Copy out each line below that has the word "number" in it.

**** Materials provided ****

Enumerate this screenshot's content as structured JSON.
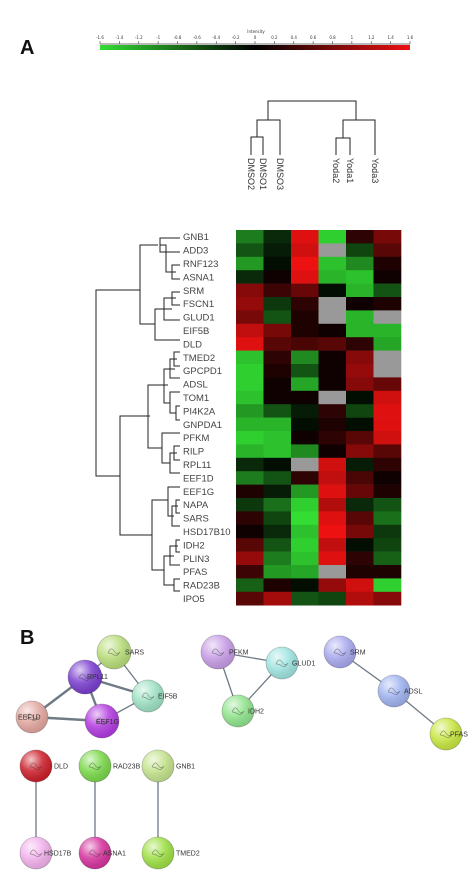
{
  "panels": {
    "a_label": "A",
    "b_label": "B"
  },
  "colorbar": {
    "title": "Intensity",
    "ticks": [
      "-1.6",
      "-1.4",
      "-1.2",
      "-1",
      "-0.8",
      "-0.6",
      "-0.4",
      "-0.2",
      "0",
      "0.2",
      "0.4",
      "0.6",
      "0.8",
      "1",
      "1.2",
      "1.4",
      "1.6"
    ],
    "low_color": "#33dd33",
    "mid_color": "#000000",
    "high_color": "#ee1111"
  },
  "heatmap": {
    "samples": [
      "DMSO2",
      "DMSO1",
      "DMSO3",
      "Yoda2",
      "Yoda1",
      "Yoda3"
    ],
    "genes": [
      "GNB1",
      "ADD3",
      "RNF123",
      "ASNA1",
      "SRM",
      "FSCN1",
      "GLUD1",
      "EIF5B",
      "DLD",
      "TMED2",
      "GPCPD1",
      "ADSL",
      "TOM1",
      "PI4K2A",
      "GNPDA1",
      "PFKM",
      "RILP",
      "RPL11",
      "EEF1D",
      "EEF1G",
      "NAPA",
      "SARS",
      "HSD17B10",
      "IDH2",
      "PLIN3",
      "PFAS",
      "RAD23B",
      "IPO5"
    ],
    "missing_color": "#999999",
    "values": [
      [
        -0.9,
        -0.3,
        1.5,
        -1.5,
        0.3,
        0.8
      ],
      [
        -0.6,
        -0.2,
        1.4,
        null,
        -0.5,
        0.6
      ],
      [
        -1.1,
        -0.1,
        1.6,
        -1.4,
        -1.0,
        0.2
      ],
      [
        -0.3,
        0.1,
        1.5,
        -1.3,
        -1.4,
        0.1
      ],
      [
        0.9,
        0.4,
        0.7,
        -0.1,
        -1.3,
        -0.6
      ],
      [
        1.0,
        -0.4,
        0.3,
        null,
        0.1,
        0.2
      ],
      [
        0.8,
        -0.6,
        0.2,
        null,
        -1.3,
        null
      ],
      [
        1.3,
        0.8,
        0.2,
        0.1,
        -1.3,
        -1.3
      ],
      [
        1.5,
        0.6,
        0.5,
        0.6,
        0.3,
        -1.2
      ],
      [
        -1.4,
        0.3,
        -1.0,
        0.1,
        0.9,
        null
      ],
      [
        -1.5,
        0.2,
        -0.6,
        0.1,
        1.0,
        null
      ],
      [
        -1.5,
        0.1,
        -1.2,
        0.1,
        0.9,
        0.7
      ],
      [
        -1.4,
        0.1,
        0.1,
        null,
        -0.1,
        1.4
      ],
      [
        -1.1,
        -0.6,
        -0.2,
        0.3,
        -0.5,
        1.5
      ],
      [
        -1.3,
        -1.3,
        -0.1,
        0.2,
        -0.1,
        1.5
      ],
      [
        -1.5,
        -1.4,
        0.1,
        0.3,
        0.6,
        1.4
      ],
      [
        -1.3,
        -1.4,
        -1.0,
        0.1,
        0.9,
        0.6
      ],
      [
        -0.3,
        -0.1,
        null,
        1.4,
        -0.2,
        0.3
      ],
      [
        -0.9,
        -0.6,
        0.3,
        1.3,
        0.5,
        0.1
      ],
      [
        0.2,
        -0.2,
        -1.1,
        1.5,
        0.7,
        0.2
      ],
      [
        -0.4,
        -0.8,
        -1.5,
        1.2,
        -0.3,
        -0.6
      ],
      [
        0.3,
        -0.5,
        -1.6,
        1.5,
        0.6,
        -0.8
      ],
      [
        0.1,
        -0.3,
        -1.4,
        1.6,
        0.8,
        -0.4
      ],
      [
        0.6,
        -0.6,
        -1.5,
        1.3,
        -0.1,
        -0.5
      ],
      [
        1.0,
        -0.9,
        -1.4,
        1.5,
        0.3,
        -0.7
      ],
      [
        0.4,
        -1.1,
        -1.2,
        null,
        0.2,
        0.2
      ],
      [
        -0.7,
        0.2,
        -0.1,
        1.0,
        1.4,
        -1.5
      ],
      [
        0.6,
        1.1,
        -0.6,
        -0.5,
        1.2,
        0.9
      ]
    ]
  },
  "network": {
    "nodes": [
      {
        "id": "SARS",
        "label": "SARS",
        "color": "#b8dd7a"
      },
      {
        "id": "RPL11",
        "label": "RPL11",
        "color": "#7a3fcf"
      },
      {
        "id": "EIF5B",
        "label": "EIF5B",
        "color": "#9ee2c4"
      },
      {
        "id": "EEF1D",
        "label": "EEF1D",
        "color": "#e3a7a0"
      },
      {
        "id": "EEF1G",
        "label": "EEF1G",
        "color": "#b23be0"
      },
      {
        "id": "PFKM",
        "label": "PFKM",
        "color": "#c79de6"
      },
      {
        "id": "GLUD1",
        "label": "GLUD1",
        "color": "#9fe4e0"
      },
      {
        "id": "IDH2",
        "label": "IDH2",
        "color": "#8fe48c"
      },
      {
        "id": "SRM",
        "label": "SRM",
        "color": "#a9a9ef"
      },
      {
        "id": "ADSL",
        "label": "ADSL",
        "color": "#9fb3f0"
      },
      {
        "id": "PFAS",
        "label": "PFAS",
        "color": "#c7e640"
      },
      {
        "id": "DLD",
        "label": "DLD",
        "color": "#cc1f2a"
      },
      {
        "id": "HSD17B",
        "label": "HSD17B",
        "color": "#f2b1ec"
      },
      {
        "id": "RAD23B",
        "label": "RAD23B",
        "color": "#7ad84a"
      },
      {
        "id": "ASNA1",
        "label": "ASNA1",
        "color": "#d6349e"
      },
      {
        "id": "GNB1",
        "label": "GNB1",
        "color": "#c4e38c"
      },
      {
        "id": "TMED2",
        "label": "TMED2",
        "color": "#9ee045"
      }
    ],
    "edges": [
      {
        "a": "SARS",
        "b": "RPL11"
      },
      {
        "a": "SARS",
        "b": "EIF5B"
      },
      {
        "a": "RPL11",
        "b": "EIF5B"
      },
      {
        "a": "RPL11",
        "b": "EEF1D"
      },
      {
        "a": "RPL11",
        "b": "EEF1G"
      },
      {
        "a": "EIF5B",
        "b": "EEF1G"
      },
      {
        "a": "EEF1D",
        "b": "EEF1G"
      },
      {
        "a": "PFKM",
        "b": "GLUD1"
      },
      {
        "a": "PFKM",
        "b": "IDH2"
      },
      {
        "a": "GLUD1",
        "b": "IDH2"
      },
      {
        "a": "SRM",
        "b": "ADSL"
      },
      {
        "a": "ADSL",
        "b": "PFAS"
      },
      {
        "a": "DLD",
        "b": "HSD17B"
      },
      {
        "a": "RAD23B",
        "b": "ASNA1"
      },
      {
        "a": "GNB1",
        "b": "TMED2"
      }
    ]
  }
}
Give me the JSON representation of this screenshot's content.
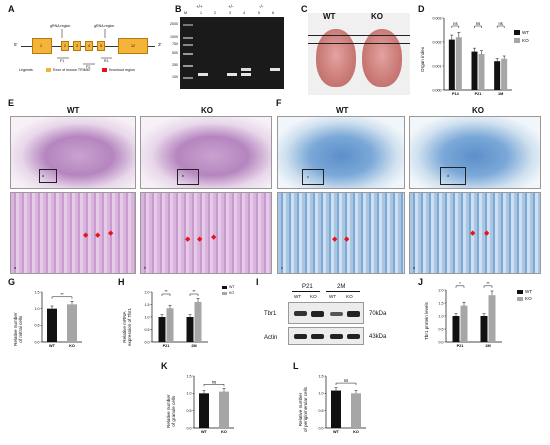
{
  "panels": {
    "A": "A",
    "B": "B",
    "C": "C",
    "D": "D",
    "E": "E",
    "F": "F",
    "G": "G",
    "H": "H",
    "I": "I",
    "J": "J",
    "K": "K",
    "L": "L"
  },
  "panelA": {
    "exons": [
      "1",
      "2",
      "3",
      "4",
      "5",
      "12"
    ],
    "grna1": "gRNA region",
    "grna2": "gRNA region",
    "primers": [
      "F1",
      "R1",
      "F2",
      "R2"
    ],
    "end5": "5'",
    "end3": "3'",
    "legend": [
      "Legends",
      "Exon of mouse TRIM67",
      "Knockout region"
    ]
  },
  "panelB": {
    "groups": [
      "+/+",
      "+/-",
      "-/-"
    ],
    "lanes": [
      "M",
      "1",
      "2",
      "3",
      "4",
      "5",
      "6"
    ],
    "ladder": [
      "2000",
      "1000",
      "750",
      "500",
      "250",
      "100"
    ]
  },
  "panelC": {
    "left": "WT",
    "right": "KO"
  },
  "panelD": {
    "ylabel": "Organ index",
    "legend": [
      "WT",
      "KO"
    ],
    "sig": [
      "ns",
      "ns",
      "ns"
    ]
  },
  "panelE": {
    "left": "WT",
    "right": "KO",
    "insets": [
      "a",
      "b",
      "a",
      "b"
    ]
  },
  "panelF": {
    "left": "WT",
    "right": "KO",
    "insets": [
      "c",
      "d",
      "c",
      "d"
    ]
  },
  "panelG": {
    "ylabel": "Relative number\nof mitral cells",
    "sig": "**"
  },
  "panelH": {
    "ylabel": "Relative mRNA\nexpression of Tbr1",
    "legend": [
      "WT",
      "KO"
    ],
    "sig": [
      "**",
      "**"
    ]
  },
  "panelI": {
    "groups": [
      "P21",
      "2M"
    ],
    "lanes": [
      "WT",
      "KO",
      "WT",
      "KO"
    ],
    "rows": [
      "Tbr1",
      "Actin"
    ],
    "sizes": [
      "70kDa",
      "43kDa"
    ]
  },
  "panelJ": {
    "ylabel": "Tbr1 protein levels",
    "legend": [
      "WT",
      "KO"
    ],
    "sig": [
      "*",
      "**"
    ]
  },
  "panelK": {
    "ylabel": "Relative number\nof granule cells",
    "sig": "ns"
  },
  "panelL": {
    "ylabel": "Relative number\nof periglomerular cells",
    "sig": "ns"
  },
  "colors": {
    "wt": "#111111",
    "ko": "#a6a6a6",
    "he": "#c08ec6",
    "nissl": "#5b8fc8",
    "arrow": "#e8121b"
  },
  "chart_data": [
    {
      "type": "bar",
      "panel": "D",
      "ylabel": "Organ index",
      "categories": [
        "P14",
        "P21",
        "1M"
      ],
      "ylim": [
        0,
        0.003
      ],
      "series": [
        {
          "name": "WT",
          "values": [
            0.0021,
            0.0016,
            0.0012
          ]
        },
        {
          "name": "KO",
          "values": [
            0.0022,
            0.0015,
            0.0013
          ]
        }
      ]
    },
    {
      "type": "bar",
      "panel": "G",
      "ylabel": "Relative number of mitral cells",
      "categories": [
        "WT",
        "KO"
      ],
      "ylim": [
        0,
        1.5
      ],
      "values": [
        1.0,
        1.13
      ]
    },
    {
      "type": "bar",
      "panel": "H",
      "ylabel": "Relative mRNA expression of Tbr1",
      "categories": [
        "P21",
        "2M"
      ],
      "ylim": [
        0,
        2.0
      ],
      "series": [
        {
          "name": "WT",
          "values": [
            1.0,
            1.0
          ]
        },
        {
          "name": "KO",
          "values": [
            1.35,
            1.6
          ]
        }
      ]
    },
    {
      "type": "bar",
      "panel": "J",
      "ylabel": "Tbr1 protein levels",
      "categories": [
        "P21",
        "2M"
      ],
      "ylim": [
        0,
        2.0
      ],
      "series": [
        {
          "name": "WT",
          "values": [
            1.0,
            1.0
          ]
        },
        {
          "name": "KO",
          "values": [
            1.4,
            1.8
          ]
        }
      ]
    },
    {
      "type": "bar",
      "panel": "K",
      "ylabel": "Relative number of granule cells",
      "categories": [
        "WT",
        "KO"
      ],
      "ylim": [
        0,
        1.5
      ],
      "values": [
        1.0,
        1.05
      ]
    },
    {
      "type": "bar",
      "panel": "L",
      "ylabel": "Relative number of periglomerular cells",
      "categories": [
        "WT",
        "KO"
      ],
      "ylim": [
        0,
        1.5
      ],
      "values": [
        1.08,
        1.0
      ]
    }
  ]
}
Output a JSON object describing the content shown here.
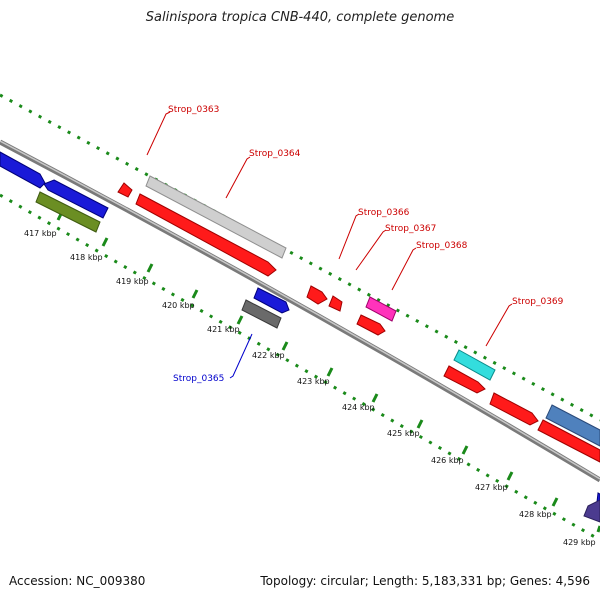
{
  "title": "Salinispora tropica CNB-440, complete genome",
  "footer": {
    "accession": "Accession: NC_009380",
    "summary": "Topology: circular; Length: 5,183,331 bp; Genes: 4,596"
  },
  "colors": {
    "backbone": "#888888",
    "dotted_track": "#1a8a1a",
    "label_red": "#cc0000",
    "label_blue": "#0000cc"
  },
  "ticks": [
    {
      "label": "417 kbp"
    },
    {
      "label": "418 kbp"
    },
    {
      "label": "419 kbp"
    },
    {
      "label": "420 kbp"
    },
    {
      "label": "421 kbp"
    },
    {
      "label": "422 kbp"
    },
    {
      "label": "423 kbp"
    },
    {
      "label": "424 kbp"
    },
    {
      "label": "425 kbp"
    },
    {
      "label": "426 kbp"
    },
    {
      "label": "427 kbp"
    },
    {
      "label": "428 kbp"
    },
    {
      "label": "429 kbp"
    }
  ],
  "gene_labels": [
    {
      "name": "Strop_0363",
      "color": "#cc0000"
    },
    {
      "name": "Strop_0364",
      "color": "#cc0000"
    },
    {
      "name": "Strop_0365",
      "color": "#0000cc"
    },
    {
      "name": "Strop_0366",
      "color": "#cc0000"
    },
    {
      "name": "Strop_0367",
      "color": "#cc0000"
    },
    {
      "name": "Strop_0368",
      "color": "#cc0000"
    },
    {
      "name": "Strop_0369",
      "color": "#cc0000"
    }
  ]
}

****

- Result -
    "ylabel": "Relative number\nof mitral cells",
    "ylabel": "Relative number\nof granule cells",
    "ylabel": "Relative number\nof periglomerular cells",
      "ylabel": "Relative number of mitral cells",
      "ylabel": "Relative number of granule cells",
      "ylabel": "Relative number of periglomerular cells",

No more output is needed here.